Figure collection entries
·····
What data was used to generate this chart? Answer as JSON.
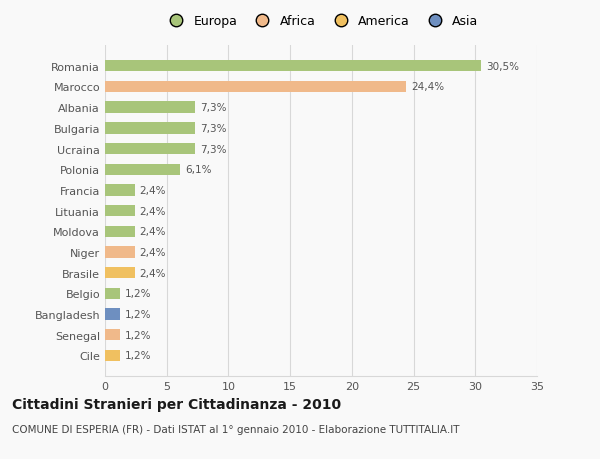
{
  "categories": [
    "Romania",
    "Marocco",
    "Albania",
    "Bulgaria",
    "Ucraina",
    "Polonia",
    "Francia",
    "Lituania",
    "Moldova",
    "Niger",
    "Brasile",
    "Belgio",
    "Bangladesh",
    "Senegal",
    "Cile"
  ],
  "values": [
    30.5,
    24.4,
    7.3,
    7.3,
    7.3,
    6.1,
    2.4,
    2.4,
    2.4,
    2.4,
    2.4,
    1.2,
    1.2,
    1.2,
    1.2
  ],
  "bar_colors": [
    "#a8c57a",
    "#f0b98a",
    "#a8c57a",
    "#a8c57a",
    "#a8c57a",
    "#a8c57a",
    "#a8c57a",
    "#a8c57a",
    "#a8c57a",
    "#f0b98a",
    "#f0c060",
    "#a8c57a",
    "#6e8fc0",
    "#f0b98a",
    "#f0c060"
  ],
  "labels": [
    "30,5%",
    "24,4%",
    "7,3%",
    "7,3%",
    "7,3%",
    "6,1%",
    "2,4%",
    "2,4%",
    "2,4%",
    "2,4%",
    "2,4%",
    "1,2%",
    "1,2%",
    "1,2%",
    "1,2%"
  ],
  "legend_labels": [
    "Europa",
    "Africa",
    "America",
    "Asia"
  ],
  "legend_colors": [
    "#a8c57a",
    "#f0b98a",
    "#f0c060",
    "#6e8fc0"
  ],
  "xlim": [
    0,
    35
  ],
  "xticks": [
    0,
    5,
    10,
    15,
    20,
    25,
    30,
    35
  ],
  "title": "Cittadini Stranieri per Cittadinanza - 2010",
  "subtitle": "COMUNE DI ESPERIA (FR) - Dati ISTAT al 1° gennaio 2010 - Elaborazione TUTTITALIA.IT",
  "background_color": "#f9f9f9",
  "grid_color": "#d8d8d8",
  "bar_height": 0.55,
  "title_fontsize": 10,
  "subtitle_fontsize": 7.5,
  "label_fontsize": 7.5,
  "tick_fontsize": 8,
  "legend_fontsize": 9
}
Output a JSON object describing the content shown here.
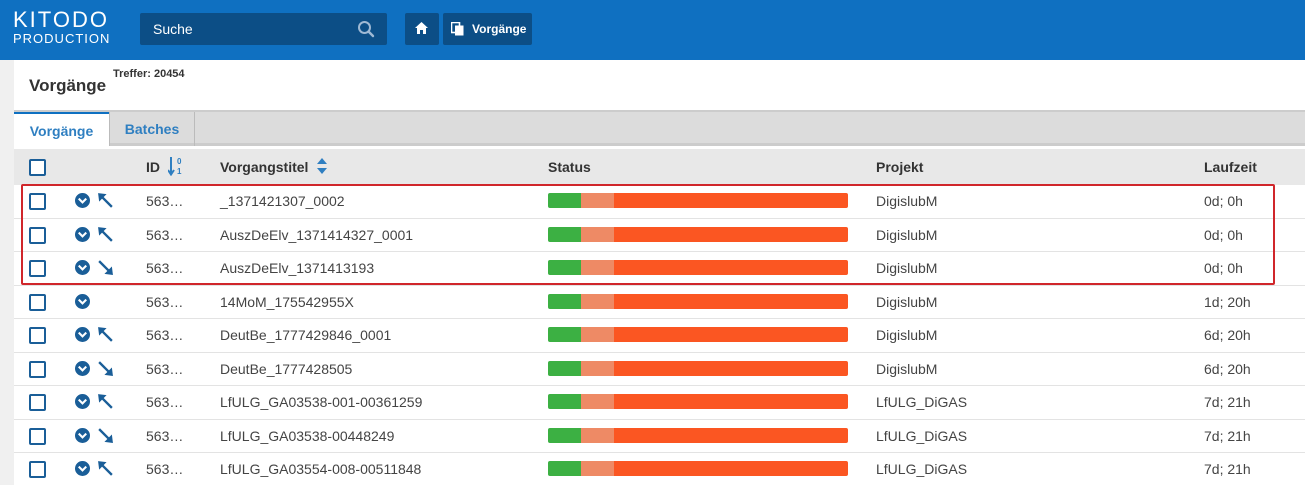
{
  "app": {
    "logo_line1": "KITODO",
    "logo_line2": "PRODUCTION"
  },
  "search": {
    "label": "Suche"
  },
  "breadcrumb": {
    "current": "Vorgänge"
  },
  "page": {
    "title": "Vorgänge",
    "hits": "Treffer: 20454"
  },
  "tabs": [
    {
      "label": "Vorgänge",
      "active": true
    },
    {
      "label": "Batches",
      "active": false
    }
  ],
  "table": {
    "headers": {
      "id": "ID",
      "title": "Vorgangstitel",
      "status": "Status",
      "project": "Projekt",
      "duration": "Laufzeit"
    },
    "status_colors": {
      "done": "#3cb043",
      "inwork": "#ee8a65",
      "open": "#fb5622"
    },
    "rows": [
      {
        "id": "563…",
        "title": "_1371421307_0002",
        "project": "DigislubM",
        "duration": "0d; 0h",
        "arrow": "up",
        "status": [
          0.11,
          0.11,
          0.78
        ]
      },
      {
        "id": "563…",
        "title": "AuszDeElv_1371414327_0001",
        "project": "DigislubM",
        "duration": "0d; 0h",
        "arrow": "up",
        "status": [
          0.11,
          0.11,
          0.78
        ]
      },
      {
        "id": "563…",
        "title": "AuszDeElv_1371413193",
        "project": "DigislubM",
        "duration": "0d; 0h",
        "arrow": "down",
        "status": [
          0.11,
          0.11,
          0.78
        ]
      },
      {
        "id": "563…",
        "title": "14MoM_175542955X",
        "project": "DigislubM",
        "duration": "1d; 20h",
        "arrow": "none",
        "status": [
          0.11,
          0.11,
          0.78
        ]
      },
      {
        "id": "563…",
        "title": "DeutBe_1777429846_0001",
        "project": "DigislubM",
        "duration": "6d; 20h",
        "arrow": "up",
        "status": [
          0.11,
          0.11,
          0.78
        ]
      },
      {
        "id": "563…",
        "title": "DeutBe_1777428505",
        "project": "DigislubM",
        "duration": "6d; 20h",
        "arrow": "down",
        "status": [
          0.11,
          0.11,
          0.78
        ]
      },
      {
        "id": "563…",
        "title": "LfULG_GA03538-001-00361259",
        "project": "LfULG_DiGAS",
        "duration": "7d; 21h",
        "arrow": "up",
        "status": [
          0.11,
          0.11,
          0.78
        ]
      },
      {
        "id": "563…",
        "title": "LfULG_GA03538-00448249",
        "project": "LfULG_DiGAS",
        "duration": "7d; 21h",
        "arrow": "down",
        "status": [
          0.11,
          0.11,
          0.78
        ]
      },
      {
        "id": "563…",
        "title": "LfULG_GA03554-008-00511848",
        "project": "LfULG_DiGAS",
        "duration": "7d; 21h",
        "arrow": "up",
        "status": [
          0.11,
          0.11,
          0.78
        ]
      }
    ]
  }
}
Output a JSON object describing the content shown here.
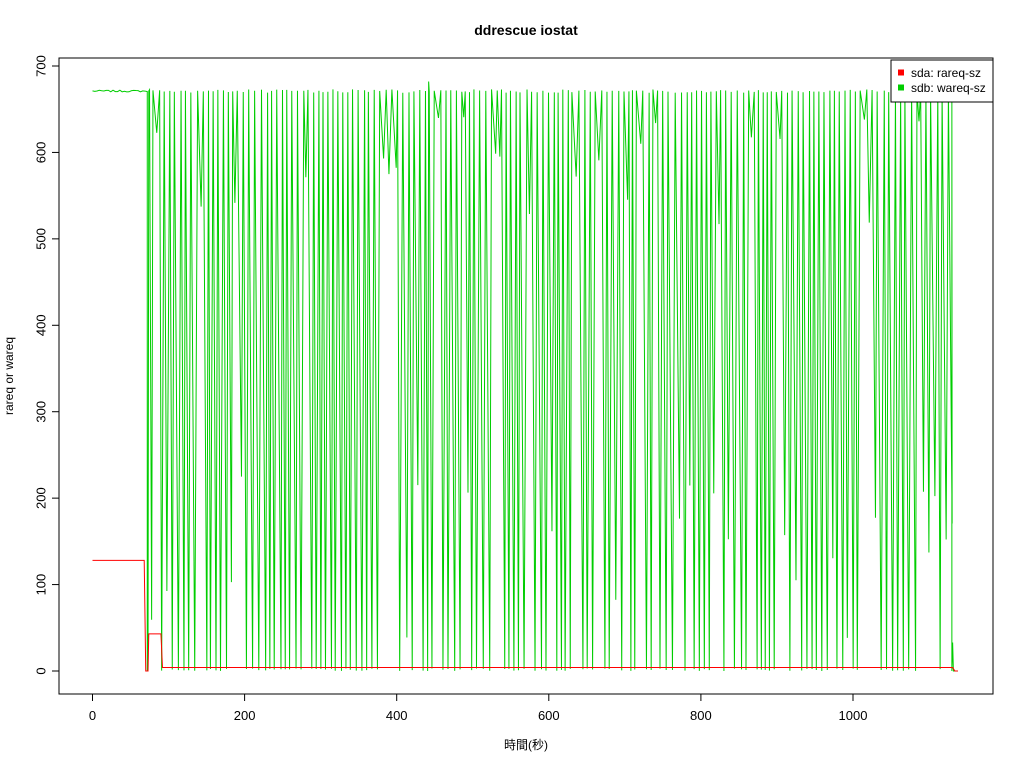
{
  "chart_data": {
    "type": "line",
    "title": "ddrescue iostat",
    "xlabel": "時間(秒)",
    "ylabel": "rareq or wareq",
    "xlim": [
      0,
      1140
    ],
    "ylim": [
      0,
      700
    ],
    "x_ticks": [
      0,
      200,
      400,
      600,
      800,
      1000
    ],
    "y_ticks": [
      0,
      100,
      200,
      300,
      400,
      500,
      600,
      700
    ],
    "grid": false,
    "legend_position": "top-right",
    "series": [
      {
        "name": "sda: rareq-sz",
        "color": "#ff0000",
        "points": [
          [
            0,
            128
          ],
          [
            68,
            128
          ],
          [
            70,
            0
          ],
          [
            73,
            0
          ],
          [
            74,
            43
          ],
          [
            90,
            43
          ],
          [
            92,
            4
          ],
          [
            1128,
            4
          ],
          [
            1131,
            4
          ],
          [
            1134,
            0
          ],
          [
            1138,
            0
          ]
        ]
      },
      {
        "name": "sdb: wareq-sz",
        "color": "#00cd00",
        "baseline": 671,
        "segments": [
          {
            "from": 0,
            "to": 72,
            "value": 671
          },
          {
            "from": 72,
            "to": 1132,
            "value": 671,
            "oscillating": true,
            "min": 0,
            "spacing": 4.2,
            "seed": 7
          },
          {
            "from": 1132,
            "to": 1138,
            "value": 0
          }
        ],
        "notable_points": [
          [
            442,
            682
          ],
          [
            1131,
            33
          ]
        ]
      }
    ]
  }
}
·····
REQUEST:
Restate each entry word for word, leaving out any pictures.

RESULT:
What data was used to generate this chart? Answer as JSON.
{
  "categories": [
    "Romania",
    "Marocco",
    "Albania",
    "Bulgaria",
    "Ucraina",
    "Polonia",
    "Francia",
    "Lituania",
    "Moldova",
    "Niger",
    "Brasile",
    "Belgio",
    "Bangladesh",
    "Senegal",
    "Cile"
  ],
  "values": [
    30.5,
    24.4,
    7.3,
    7.3,
    7.3,
    6.1,
    2.4,
    2.4,
    2.4,
    2.4,
    2.4,
    1.2,
    1.2,
    1.2,
    1.2
  ],
  "bar_colors": [
    "#a8c57a",
    "#f0b98a",
    "#a8c57a",
    "#a8c57a",
    "#a8c57a",
    "#a8c57a",
    "#a8c57a",
    "#a8c57a",
    "#a8c57a",
    "#f0b98a",
    "#f0c060",
    "#a8c57a",
    "#6e8fc0",
    "#f0b98a",
    "#f0c060"
  ],
  "labels": [
    "30,5%",
    "24,4%",
    "7,3%",
    "7,3%",
    "7,3%",
    "6,1%",
    "2,4%",
    "2,4%",
    "2,4%",
    "2,4%",
    "2,4%",
    "1,2%",
    "1,2%",
    "1,2%",
    "1,2%"
  ],
  "legend_labels": [
    "Europa",
    "Africa",
    "America",
    "Asia"
  ],
  "legend_colors": [
    "#a8c57a",
    "#f0b98a",
    "#f0c060",
    "#6e8fc0"
  ],
  "xlim": [
    0,
    35
  ],
  "xticks": [
    0,
    5,
    10,
    15,
    20,
    25,
    30,
    35
  ],
  "title": "Cittadini Stranieri per Cittadinanza - 2010",
  "subtitle": "COMUNE DI ESPERIA (FR) - Dati ISTAT al 1° gennaio 2010 - Elaborazione TUTTITALIA.IT",
  "background_color": "#f9f9f9",
  "grid_color": "#d8d8d8",
  "bar_height": 0.55,
  "title_fontsize": 10,
  "subtitle_fontsize": 7.5,
  "label_fontsize": 7.5,
  "tick_fontsize": 8,
  "legend_fontsize": 9
}
Output a JSON object describing the content shown here.
{
  "app": {
    "logo_line1": "KITODO",
    "logo_line2": "PRODUCTION"
  },
  "search": {
    "label": "Suche"
  },
  "breadcrumb": {
    "current": "Vorgänge"
  },
  "page": {
    "title": "Vorgänge",
    "hits": "Treffer: 20454"
  },
  "tabs": [
    {
      "label": "Vorgänge",
      "active": true
    },
    {
      "label": "Batches",
      "active": false
    }
  ],
  "table": {
    "headers": {
      "id": "ID",
      "title": "Vorgangstitel",
      "status": "Status",
      "project": "Projekt",
      "duration": "Laufzeit"
    },
    "status_colors": {
      "done": "#3cb043",
      "inwork": "#ee8a65",
      "open": "#fb5622"
    },
    "rows": [
      {
        "id": "563…",
        "title": "_1371421307_0002",
        "project": "DigislubM",
        "duration": "0d; 0h",
        "arrow": "up",
        "status": [
          0.11,
          0.11,
          0.78
        ]
      },
      {
        "id": "563…",
        "title": "AuszDeElv_1371414327_0001",
        "project": "DigislubM",
        "duration": "0d; 0h",
        "arrow": "up",
        "status": [
          0.11,
          0.11,
          0.78
        ]
      },
      {
        "id": "563…",
        "title": "AuszDeElv_1371413193",
        "project": "DigislubM",
        "duration": "0d; 0h",
        "arrow": "down",
        "status": [
          0.11,
          0.11,
          0.78
        ]
      },
      {
        "id": "563…",
        "title": "14MoM_175542955X",
        "project": "DigislubM",
        "duration": "1d; 20h",
        "arrow": "none",
        "status": [
          0.11,
          0.11,
          0.78
        ]
      },
      {
        "id": "563…",
        "title": "DeutBe_1777429846_0001",
        "project": "DigislubM",
        "duration": "6d; 20h",
        "arrow": "up",
        "status": [
          0.11,
          0.11,
          0.78
        ]
      },
      {
        "id": "563…",
        "title": "DeutBe_1777428505",
        "project": "DigislubM",
        "duration": "6d; 20h",
        "arrow": "down",
        "status": [
          0.11,
          0.11,
          0.78
        ]
      },
      {
        "id": "563…",
        "title": "LfULG_GA03538-001-00361259",
        "project": "LfULG_DiGAS",
        "duration": "7d; 21h",
        "arrow": "up",
        "status": [
          0.11,
          0.11,
          0.78
        ]
      },
      {
        "id": "563…",
        "title": "LfULG_GA03538-00448249",
        "project": "LfULG_DiGAS",
        "duration": "7d; 21h",
        "arrow": "down",
        "status": [
          0.11,
          0.11,
          0.78
        ]
      },
      {
        "id": "563…",
        "title": "LfULG_GA03554-008-00511848",
        "project": "LfULG_DiGAS",
        "duration": "7d; 21h",
        "arrow": "up",
        "status": [
          0.11,
          0.11,
          0.78
        ]
      }
    ]
  }
}
Output a JSON object describing the content shown here.
{
  "chart_data": {
    "type": "line",
    "title": "ddrescue iostat",
    "xlabel": "時間(秒)",
    "ylabel": "rareq or wareq",
    "xlim": [
      0,
      1140
    ],
    "ylim": [
      0,
      700
    ],
    "x_ticks": [
      0,
      200,
      400,
      600,
      800,
      1000
    ],
    "y_ticks": [
      0,
      100,
      200,
      300,
      400,
      500,
      600,
      700
    ],
    "grid": false,
    "legend_position": "top-right",
    "series": [
      {
        "name": "sda: rareq-sz",
        "color": "#ff0000",
        "points": [
          [
            0,
            128
          ],
          [
            68,
            128
          ],
          [
            70,
            0
          ],
          [
            73,
            0
          ],
          [
            74,
            43
          ],
          [
            90,
            43
          ],
          [
            92,
            4
          ],
          [
            1128,
            4
          ],
          [
            1131,
            4
          ],
          [
            1134,
            0
          ],
          [
            1138,
            0
          ]
        ]
      },
      {
        "name": "sdb: wareq-sz",
        "color": "#00cd00",
        "baseline": 671,
        "segments": [
          {
            "from": 0,
            "to": 72,
            "value": 671
          },
          {
            "from": 72,
            "to": 1132,
            "value": 671,
            "oscillating": true,
            "min": 0,
            "spacing": 4.2,
            "seed": 7
          },
          {
            "from": 1132,
            "to": 1138,
            "value": 0
          }
        ],
        "notable_points": [
          [
            442,
            682
          ],
          [
            1131,
            33
          ]
        ]
      }
    ]
  }
}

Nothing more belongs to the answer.